** START Material **

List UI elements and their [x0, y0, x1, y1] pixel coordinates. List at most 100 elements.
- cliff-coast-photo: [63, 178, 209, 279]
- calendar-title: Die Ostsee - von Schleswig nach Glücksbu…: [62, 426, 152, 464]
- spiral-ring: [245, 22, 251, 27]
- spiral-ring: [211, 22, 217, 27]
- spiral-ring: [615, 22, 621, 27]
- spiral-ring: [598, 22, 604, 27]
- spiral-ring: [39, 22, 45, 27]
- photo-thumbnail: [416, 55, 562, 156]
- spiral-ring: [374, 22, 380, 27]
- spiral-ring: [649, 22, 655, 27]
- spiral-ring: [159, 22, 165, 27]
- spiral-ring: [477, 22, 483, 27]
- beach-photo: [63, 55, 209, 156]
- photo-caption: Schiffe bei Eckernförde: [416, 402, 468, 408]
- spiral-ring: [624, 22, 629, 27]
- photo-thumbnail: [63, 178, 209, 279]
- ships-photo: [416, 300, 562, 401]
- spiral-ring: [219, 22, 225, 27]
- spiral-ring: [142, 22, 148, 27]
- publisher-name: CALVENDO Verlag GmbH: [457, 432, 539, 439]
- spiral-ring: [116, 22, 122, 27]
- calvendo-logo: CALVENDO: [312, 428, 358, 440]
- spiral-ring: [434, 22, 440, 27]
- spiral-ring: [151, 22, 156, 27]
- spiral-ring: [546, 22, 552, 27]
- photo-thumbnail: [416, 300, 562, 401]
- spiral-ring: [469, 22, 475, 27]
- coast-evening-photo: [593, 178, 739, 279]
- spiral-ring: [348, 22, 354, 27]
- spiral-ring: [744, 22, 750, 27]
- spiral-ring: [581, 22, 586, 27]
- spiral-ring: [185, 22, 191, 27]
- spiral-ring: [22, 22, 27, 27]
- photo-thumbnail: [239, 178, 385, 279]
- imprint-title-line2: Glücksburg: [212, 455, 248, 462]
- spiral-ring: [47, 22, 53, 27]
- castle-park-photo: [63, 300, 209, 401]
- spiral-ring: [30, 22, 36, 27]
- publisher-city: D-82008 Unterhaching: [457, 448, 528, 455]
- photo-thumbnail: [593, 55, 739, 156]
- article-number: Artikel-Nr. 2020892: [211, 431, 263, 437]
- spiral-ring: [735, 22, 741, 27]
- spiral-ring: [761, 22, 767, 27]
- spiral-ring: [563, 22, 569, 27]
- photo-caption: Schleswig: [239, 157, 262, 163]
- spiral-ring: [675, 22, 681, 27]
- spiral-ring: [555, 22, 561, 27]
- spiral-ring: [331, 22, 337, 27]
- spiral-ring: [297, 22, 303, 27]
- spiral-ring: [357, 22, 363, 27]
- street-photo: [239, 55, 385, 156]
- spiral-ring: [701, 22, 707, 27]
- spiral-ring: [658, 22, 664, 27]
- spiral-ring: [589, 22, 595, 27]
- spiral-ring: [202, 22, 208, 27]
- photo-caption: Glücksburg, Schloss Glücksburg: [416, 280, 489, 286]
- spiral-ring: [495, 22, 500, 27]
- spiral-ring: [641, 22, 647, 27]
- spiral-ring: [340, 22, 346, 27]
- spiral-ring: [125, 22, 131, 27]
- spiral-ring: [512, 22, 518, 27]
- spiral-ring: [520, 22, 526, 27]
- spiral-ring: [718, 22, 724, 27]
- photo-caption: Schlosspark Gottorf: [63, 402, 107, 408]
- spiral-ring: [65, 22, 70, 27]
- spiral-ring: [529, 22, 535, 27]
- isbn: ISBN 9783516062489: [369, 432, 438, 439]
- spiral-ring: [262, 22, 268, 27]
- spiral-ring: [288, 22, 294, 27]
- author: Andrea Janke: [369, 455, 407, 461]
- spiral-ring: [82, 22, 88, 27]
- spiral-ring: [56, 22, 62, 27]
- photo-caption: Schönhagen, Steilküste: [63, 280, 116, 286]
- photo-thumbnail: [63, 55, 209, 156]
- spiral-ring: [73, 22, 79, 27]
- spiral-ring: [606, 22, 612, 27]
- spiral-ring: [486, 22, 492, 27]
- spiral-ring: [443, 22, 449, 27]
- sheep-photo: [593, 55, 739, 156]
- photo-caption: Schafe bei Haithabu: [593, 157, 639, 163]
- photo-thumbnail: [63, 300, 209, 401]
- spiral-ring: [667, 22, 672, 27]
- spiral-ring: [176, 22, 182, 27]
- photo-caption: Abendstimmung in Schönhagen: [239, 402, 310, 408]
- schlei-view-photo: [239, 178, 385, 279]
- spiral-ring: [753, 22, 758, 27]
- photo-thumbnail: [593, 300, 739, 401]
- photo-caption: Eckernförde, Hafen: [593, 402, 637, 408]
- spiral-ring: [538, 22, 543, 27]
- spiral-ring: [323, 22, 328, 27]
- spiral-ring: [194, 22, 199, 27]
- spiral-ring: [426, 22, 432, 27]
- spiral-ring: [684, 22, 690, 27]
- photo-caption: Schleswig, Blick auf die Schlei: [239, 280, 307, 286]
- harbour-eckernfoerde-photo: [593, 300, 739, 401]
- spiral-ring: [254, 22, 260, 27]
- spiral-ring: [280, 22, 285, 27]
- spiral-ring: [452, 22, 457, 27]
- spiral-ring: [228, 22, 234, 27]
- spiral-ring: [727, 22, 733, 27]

** END Material **

• _Task to carry out_: Reproduce all of the material above verbatim, line for line.

• _Complete response_:
List UI elements and their [x0, y0, x1, y1] pixel coordinates. List at most 100 elements.
- cliff-coast-photo: [63, 178, 209, 279]
- calendar-title: Die Ostsee - von Schleswig nach Glücksbu…: [62, 426, 152, 464]
- spiral-ring: [245, 22, 251, 27]
- spiral-ring: [211, 22, 217, 27]
- spiral-ring: [615, 22, 621, 27]
- spiral-ring: [598, 22, 604, 27]
- spiral-ring: [39, 22, 45, 27]
- photo-thumbnail: [416, 55, 562, 156]
- spiral-ring: [374, 22, 380, 27]
- spiral-ring: [649, 22, 655, 27]
- spiral-ring: [159, 22, 165, 27]
- spiral-ring: [477, 22, 483, 27]
- beach-photo: [63, 55, 209, 156]
- photo-caption: Schiffe bei Eckernförde: [416, 402, 468, 408]
- spiral-ring: [624, 22, 629, 27]
- photo-thumbnail: [63, 178, 209, 279]
- ships-photo: [416, 300, 562, 401]
- spiral-ring: [219, 22, 225, 27]
- spiral-ring: [142, 22, 148, 27]
- publisher-name: CALVENDO Verlag GmbH: [457, 432, 539, 439]
- spiral-ring: [116, 22, 122, 27]
- calvendo-logo: CALVENDO: [312, 428, 358, 440]
- spiral-ring: [434, 22, 440, 27]
- spiral-ring: [151, 22, 156, 27]
- spiral-ring: [546, 22, 552, 27]
- photo-thumbnail: [416, 300, 562, 401]
- spiral-ring: [469, 22, 475, 27]
- coast-evening-photo: [593, 178, 739, 279]
- spiral-ring: [348, 22, 354, 27]
- spiral-ring: [744, 22, 750, 27]
- spiral-ring: [581, 22, 586, 27]
- spiral-ring: [185, 22, 191, 27]
- spiral-ring: [22, 22, 27, 27]
- photo-thumbnail: [239, 178, 385, 279]
- imprint-title-line2: Glücksburg: [212, 455, 248, 462]
- spiral-ring: [47, 22, 53, 27]
- castle-park-photo: [63, 300, 209, 401]
- spiral-ring: [30, 22, 36, 27]
- publisher-city: D-82008 Unterhaching: [457, 448, 528, 455]
- photo-thumbnail: [593, 55, 739, 156]
- article-number: Artikel-Nr. 2020892: [211, 431, 263, 437]
- spiral-ring: [735, 22, 741, 27]
- spiral-ring: [761, 22, 767, 27]
- spiral-ring: [563, 22, 569, 27]
- photo-caption: Schleswig: [239, 157, 262, 163]
- spiral-ring: [675, 22, 681, 27]
- spiral-ring: [555, 22, 561, 27]
- spiral-ring: [331, 22, 337, 27]
- spiral-ring: [297, 22, 303, 27]
- spiral-ring: [357, 22, 363, 27]
- street-photo: [239, 55, 385, 156]
- spiral-ring: [701, 22, 707, 27]
- spiral-ring: [658, 22, 664, 27]
- spiral-ring: [589, 22, 595, 27]
- spiral-ring: [202, 22, 208, 27]
- photo-caption: Glücksburg, Schloss Glücksburg: [416, 280, 489, 286]
- spiral-ring: [495, 22, 500, 27]
- spiral-ring: [641, 22, 647, 27]
- spiral-ring: [340, 22, 346, 27]
- spiral-ring: [125, 22, 131, 27]
- spiral-ring: [512, 22, 518, 27]
- spiral-ring: [520, 22, 526, 27]
- spiral-ring: [718, 22, 724, 27]
- photo-caption: Schlosspark Gottorf: [63, 402, 107, 408]
- spiral-ring: [65, 22, 70, 27]
- spiral-ring: [529, 22, 535, 27]
- isbn: ISBN 9783516062489: [369, 432, 438, 439]
- spiral-ring: [262, 22, 268, 27]
- spiral-ring: [288, 22, 294, 27]
- author: Andrea Janke: [369, 455, 407, 461]
- spiral-ring: [82, 22, 88, 27]
- spiral-ring: [56, 22, 62, 27]
- photo-caption: Schönhagen, Steilküste: [63, 280, 116, 286]
- photo-thumbnail: [63, 55, 209, 156]
- spiral-ring: [73, 22, 79, 27]
- spiral-ring: [606, 22, 612, 27]
- spiral-ring: [486, 22, 492, 27]
- spiral-ring: [443, 22, 449, 27]
- sheep-photo: [593, 55, 739, 156]
- photo-caption: Schafe bei Haithabu: [593, 157, 639, 163]
- photo-thumbnail: [63, 300, 209, 401]
- spiral-ring: [667, 22, 672, 27]
- spiral-ring: [176, 22, 182, 27]
- photo-caption: Abendstimmung in Schönhagen: [239, 402, 310, 408]
- schlei-view-photo: [239, 178, 385, 279]
- spiral-ring: [753, 22, 758, 27]
- photo-thumbnail: [593, 300, 739, 401]
- photo-caption: Eckernförde, Hafen: [593, 402, 637, 408]
- spiral-ring: [538, 22, 543, 27]
- spiral-ring: [323, 22, 328, 27]
- spiral-ring: [194, 22, 199, 27]
- spiral-ring: [426, 22, 432, 27]
- spiral-ring: [684, 22, 690, 27]
- photo-caption: Schleswig, Blick auf die Schlei: [239, 280, 307, 286]
- harbour-eckernfoerde-photo: [593, 300, 739, 401]
- spiral-ring: [254, 22, 260, 27]
- spiral-ring: [280, 22, 285, 27]
- spiral-ring: [452, 22, 457, 27]
- spiral-ring: [228, 22, 234, 27]
- spiral-ring: [727, 22, 733, 27]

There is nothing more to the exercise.